Dataset rows:
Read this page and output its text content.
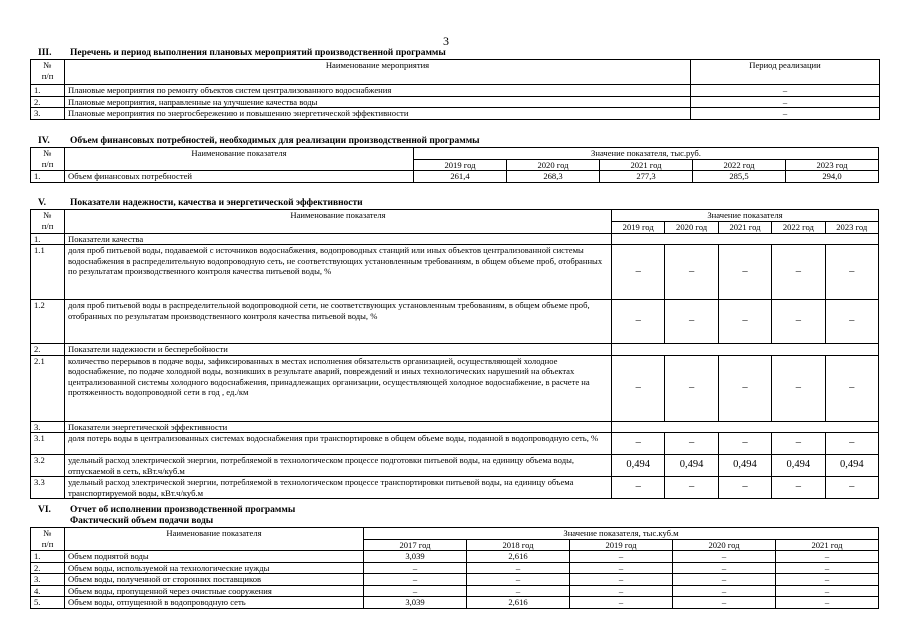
3
III. Перечень и период выполнения плановых мероприятий производственной программы
№
п/п	Наименование мероприятия	Период реализации
1.	Плановые мероприятия по ремонту объектов систем централизованного водоснабжения	–
2.	Плановые мероприятия, направленные на улучшение качества воды	–
3.	Плановые мероприятия по энергосбережению и повышению энергетической эффективности	–
IV. Объем финансовых потребностей, необходимых для реализации производственной программы
№
п/п	Наименование показателя	Значение показателя, тыс.руб.				
		2019 год	2020 год	2021 год	2022 год	2023 год
1.	Объем финансовых потребностей	261,4	268,3	277,3	285,5	294,0
V.	Показатели надежности, качества и энергетической эффективности
№
п/п	Наименование показателя	Значение показателя				
		2019 год	2020 год	2021 год	2022 год	2023 год
1.	Показатели качества					
1.1	доля проб питьевой воды, подаваемой с источников водоснабжения, водопроводных станций или иных объектов централизованной системы водоснабжения в распределительную водопроводную сеть, не соответствующих установленным требованиям, в общем объеме проб, отобранных по результатам производственного контроля качества питьевой воды, %	–	–	–	–	–
1.2	доля проб питьевой воды в распределительной водопроводной сети, не соответствующих установленным требованиям, в общем объеме проб, отобранных по результатам производственного контроля качества питьевой воды, %	–	–	–	–	–
2.	Показатели надежности и бесперебойности					
2.1	количество перерывов в подаче воды, зафиксированных в местах исполнения обязательств организацией, осуществляющей холодное водоснабжение, по подаче холодной воды, возникших в результате аварий, повреждений и иных технологических нарушений на объектах централизованной системы холодного водоснабжения, принадлежащих организации, осуществляющей холодное водоснабжение, в расчете на протяженность водопроводной сети в год , ед./км	–	–	–	–	–
3.	Показатели энергетической эффективности					
3.1	доля потерь воды в централизованных системах водоснабжения при транспортировке в общем объеме воды, поданной в водопроводную сеть, %	–	–	–	–	–
3.2	удельный расход электрической энергии, потребляемой в технологическом процессе подготовки питьевой воды, на единицу объема воды, отпускаемой в сеть, кВт.ч/куб.м	0,494	0,494	0,494	0,494	0,494
3.3	удельный расход электрической энергии, потребляемой в технологическом процессе транспортировки питьевой воды, на единицу объема транспортируемой воды, кВт.ч/куб.м	–	–	–	–	–
VI. Отчет об исполнении производственной программы
Фактический объем подачи воды
№
п/п	Наименование показателя	Значение показателя, тыс.куб.м				
		2017 год	2018 год	2019 год	2020 год	2021 год
1.	Объем поднятой воды	3,039	2,616	–	–	–
2.	Объем воды, используемой на технологические нужды	–	–	–	–	–
3.	Объем воды, полученной от сторонних поставщиков	–	–	–	–	–
4.	Объем воды, пропущенной через очистные сооружения	–	–	–	–	–
5.	Объем воды, отпущенной в водопроводную сеть	3,039	2,616	–	–	–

TASK OBJECTIVE:
Every line that holds the word "Наименование" should be extracted.

RESULT BELOW:
п/п	Наименование мероприятия	Период реализации
п/п	Наименование показателя	Значение показателя, тыс.руб.				
п/п	Наименование показателя	Значение показателя				
п/п	Наименование показателя	Значение показателя, тыс.куб.м				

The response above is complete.